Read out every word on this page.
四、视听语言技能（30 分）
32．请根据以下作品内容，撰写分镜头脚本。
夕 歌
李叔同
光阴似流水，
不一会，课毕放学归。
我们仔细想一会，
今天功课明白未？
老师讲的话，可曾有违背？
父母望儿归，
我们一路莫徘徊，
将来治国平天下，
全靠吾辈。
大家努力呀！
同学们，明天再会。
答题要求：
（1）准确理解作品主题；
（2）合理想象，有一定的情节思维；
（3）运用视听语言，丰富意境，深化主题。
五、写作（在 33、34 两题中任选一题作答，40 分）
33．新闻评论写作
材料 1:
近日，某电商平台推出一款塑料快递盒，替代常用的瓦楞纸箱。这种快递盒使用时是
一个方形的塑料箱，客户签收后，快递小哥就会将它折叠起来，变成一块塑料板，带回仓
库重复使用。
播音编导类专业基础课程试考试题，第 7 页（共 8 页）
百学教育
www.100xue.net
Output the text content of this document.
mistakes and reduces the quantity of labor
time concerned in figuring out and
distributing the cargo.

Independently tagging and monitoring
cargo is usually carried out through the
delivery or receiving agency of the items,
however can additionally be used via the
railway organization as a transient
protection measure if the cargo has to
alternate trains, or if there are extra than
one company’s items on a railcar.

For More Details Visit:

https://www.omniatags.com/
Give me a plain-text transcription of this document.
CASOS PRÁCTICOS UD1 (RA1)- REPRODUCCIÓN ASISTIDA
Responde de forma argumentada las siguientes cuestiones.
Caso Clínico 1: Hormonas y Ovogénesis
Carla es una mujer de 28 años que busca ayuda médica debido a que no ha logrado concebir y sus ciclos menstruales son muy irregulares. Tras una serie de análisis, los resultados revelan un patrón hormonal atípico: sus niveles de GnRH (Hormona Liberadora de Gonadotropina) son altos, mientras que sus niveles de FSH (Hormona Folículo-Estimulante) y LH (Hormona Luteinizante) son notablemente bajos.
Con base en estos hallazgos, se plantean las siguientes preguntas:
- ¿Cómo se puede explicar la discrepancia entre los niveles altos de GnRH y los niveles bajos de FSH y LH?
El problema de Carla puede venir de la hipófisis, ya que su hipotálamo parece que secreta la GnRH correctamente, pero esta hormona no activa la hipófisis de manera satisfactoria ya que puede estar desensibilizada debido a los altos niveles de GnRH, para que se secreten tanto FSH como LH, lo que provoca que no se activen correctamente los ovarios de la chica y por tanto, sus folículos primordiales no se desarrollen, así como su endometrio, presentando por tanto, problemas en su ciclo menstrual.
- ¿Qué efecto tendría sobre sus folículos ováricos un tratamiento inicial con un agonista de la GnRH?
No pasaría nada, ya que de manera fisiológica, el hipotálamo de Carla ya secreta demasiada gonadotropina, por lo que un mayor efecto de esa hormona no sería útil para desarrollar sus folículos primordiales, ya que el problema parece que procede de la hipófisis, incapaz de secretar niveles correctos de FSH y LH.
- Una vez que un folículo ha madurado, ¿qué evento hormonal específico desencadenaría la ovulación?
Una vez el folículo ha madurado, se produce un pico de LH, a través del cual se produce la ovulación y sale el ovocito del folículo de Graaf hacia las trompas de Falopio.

Short problem:
Retype the material in full, character for character.

Worked answer:
Read out every word on this page.
四、视听语言技能（30 分）
32．请根据以下作品内容，撰写分镜头脚本。
夕 歌
李叔同
光阴似流水，
不一会，课毕放学归。
我们仔细想一会，
今天功课明白未？
老师讲的话，可曾有违背？
父母望儿归，
我们一路莫徘徊，
将来治国平天下，
全靠吾辈。
大家努力呀！
同学们，明天再会。
答题要求：
（1）准确理解作品主题；
（2）合理想象，有一定的情节思维；
（3）运用视听语言，丰富意境，深化主题。
五、写作（在 33、34 两题中任选一题作答，40 分）
33．新闻评论写作
材料 1:
近日，某电商平台推出一款塑料快递盒，替代常用的瓦楞纸箱。这种快递盒使用时是
一个方形的塑料箱，客户签收后，快递小哥就会将它折叠起来，变成一块塑料板，带回仓
库重复使用。
播音编导类专业基础课程试考试题，第 7 页（共 8 页）
百学教育
www.100xue.net
Output the text content of this document.
mistakes and reduces the quantity of labor
time concerned in figuring out and
distributing the cargo.

Independently tagging and monitoring
cargo is usually carried out through the
delivery or receiving agency of the items,
however can additionally be used via the
railway organization as a transient
protection measure if the cargo has to
alternate trains, or if there are extra than
one company’s items on a railcar.

For More Details Visit:

https://www.omniatags.com/
Give me a plain-text transcription of this document.
CASOS PRÁCTICOS UD1 (RA1)- REPRODUCCIÓN ASISTIDA
Responde de forma argumentada las siguientes cuestiones.
Caso Clínico 1: Hormonas y Ovogénesis
Carla es una mujer de 28 años que busca ayuda médica debido a que no ha logrado concebir y sus ciclos menstruales son muy irregulares. Tras una serie de análisis, los resultados revelan un patrón hormonal atípico: sus niveles de GnRH (Hormona Liberadora de Gonadotropina) son altos, mientras que sus niveles de FSH (Hormona Folículo-Estimulante) y LH (Hormona Luteinizante) son notablemente bajos.
Con base en estos hallazgos, se plantean las siguientes preguntas:
- ¿Cómo se puede explicar la discrepancia entre los niveles altos de GnRH y los niveles bajos de FSH y LH?
El problema de Carla puede venir de la hipófisis, ya que su hipotálamo parece que secreta la GnRH correctamente, pero esta hormona no activa la hipófisis de manera satisfactoria ya que puede estar desensibilizada debido a los altos niveles de GnRH, para que se secreten tanto FSH como LH, lo que provoca que no se activen correctamente los ovarios de la chica y por tanto, sus folículos primordiales no se desarrollen, así como su endometrio, presentando por tanto, problemas en su ciclo menstrual.
- ¿Qué efecto tendría sobre sus folículos ováricos un tratamiento inicial con un agonista de la GnRH?
No pasaría nada, ya que de manera fisiológica, el hipotálamo de Carla ya secreta demasiada gonadotropina, por lo que un mayor efecto de esa hormona no sería útil para desarrollar sus folículos primordiales, ya que el problema parece que procede de la hipófisis, incapaz de secretar niveles correctos de FSH y LH.
- Una vez que un folículo ha madurado, ¿qué evento hormonal específico desencadenaría la ovulación?
Una vez el folículo ha madurado, se produce un pico de LH, a través del cual se produce la ovulación y sale el ovocito del folículo de Graaf hacia las trompas de Falopio.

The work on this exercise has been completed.